# Objective
Lines that hold the word "Воронежской" should be located and copied.

# Raw data
□ □ □ □
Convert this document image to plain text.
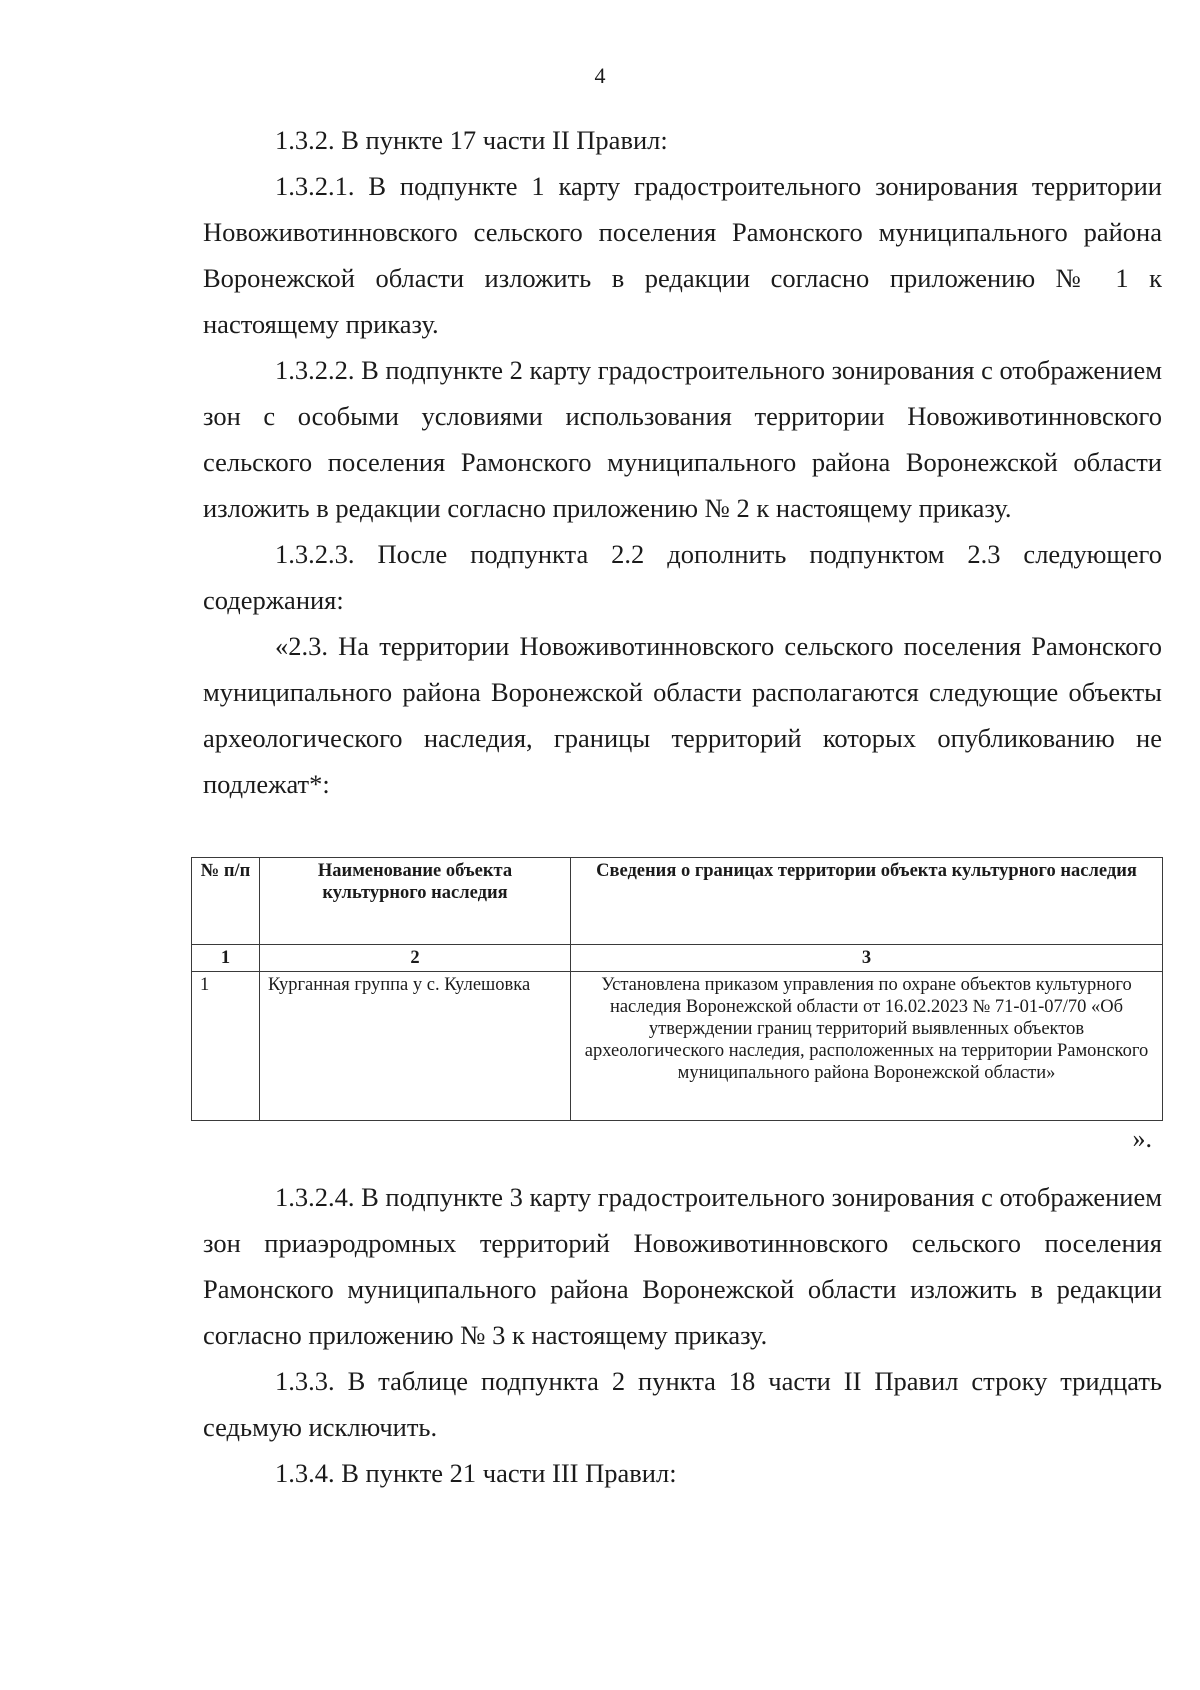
4

1.3.2. В пункте 17 части II Правил:

1.3.2.1. В подпункте 1 карту градостроительного зонирования территории Новоживотинновского сельского поселения Рамонского муниципального района Воронежской области изложить в редакции согласно приложению № 1 к настоящему приказу.

1.3.2.2. В подпункте 2 карту градостроительного зонирования с отображением зон с особыми условиями использования территории Новоживотинновского сельского поселения Рамонского муниципального района Воронежской области изложить в редакции согласно приложению № 2 к настоящему приказу.

1.3.2.3. После подпункта 2.2 дополнить подпунктом 2.3 следующего содержания:

«2.3. На территории Новоживотинновского сельского поселения Рамонского муниципального района Воронежской области располагаются следующие объекты археологического наследия, границы территорий которых опубликованию не подлежат*:

№ п/п	Наименование объекта культурного наследия	Сведения о границах территории объекта культурного наследия
1	2	3
1	Курганная группа у с. Кулешовка	Установлена приказом управления по охране объектов культурного наследия Воронежской области от 16.02.2023 № 71-01-07/70 «Об утверждении границ территорий выявленных объектов археологического наследия, расположенных на территории Рамонского муниципального района Воронежской области»
».

1.3.2.4. В подпункте 3 карту градостроительного зонирования с отображением зон приаэродромных территорий Новоживотинновского сельского поселения Рамонского муниципального района Воронежской области изложить в редакции согласно приложению № 3 к настоящему приказу.

1.3.3. В таблице подпункта 2 пункта 18 части II Правил строку тридцать седьмую исключить.

1.3.4. В пункте 21 части III Правил:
□ □ □ □
# Full response
1.3.2.1. В подпункте 1 карту градостроительного зонирования территории Новоживотинновского сельского поселения Рамонского муниципального района Воронежской области изложить в редакции согласно приложению № 1 к настоящему приказу.
1.3.2.2. В подпункте 2 карту градостроительного зонирования с отображением зон с особыми условиями использования территории Новоживотинновского сельского поселения Рамонского муниципального района Воронежской области изложить в редакции согласно приложению № 2 к настоящему приказу.
«2.3. На территории Новоживотинновского сельского поселения Рамонского муниципального района Воронежской области располагаются следующие объекты археологического наследия, границы территорий которых опубликованию не подлежат*:
1	Курганная группа у с. Кулешовка	Установлена приказом управления по охране объектов культурного наследия Воронежской области от 16.02.2023 № 71-01-07/70 «Об утверждении границ территорий выявленных объектов археологического наследия, расположенных на территории Рамонского муниципального района Воронежской области»
1.3.2.4. В подпункте 3 карту градостроительного зонирования с отображением зон приаэродромных территорий Новоживотинновского сельского поселения Рамонского муниципального района Воронежской области изложить в редакции согласно приложению № 3 к настоящему приказу.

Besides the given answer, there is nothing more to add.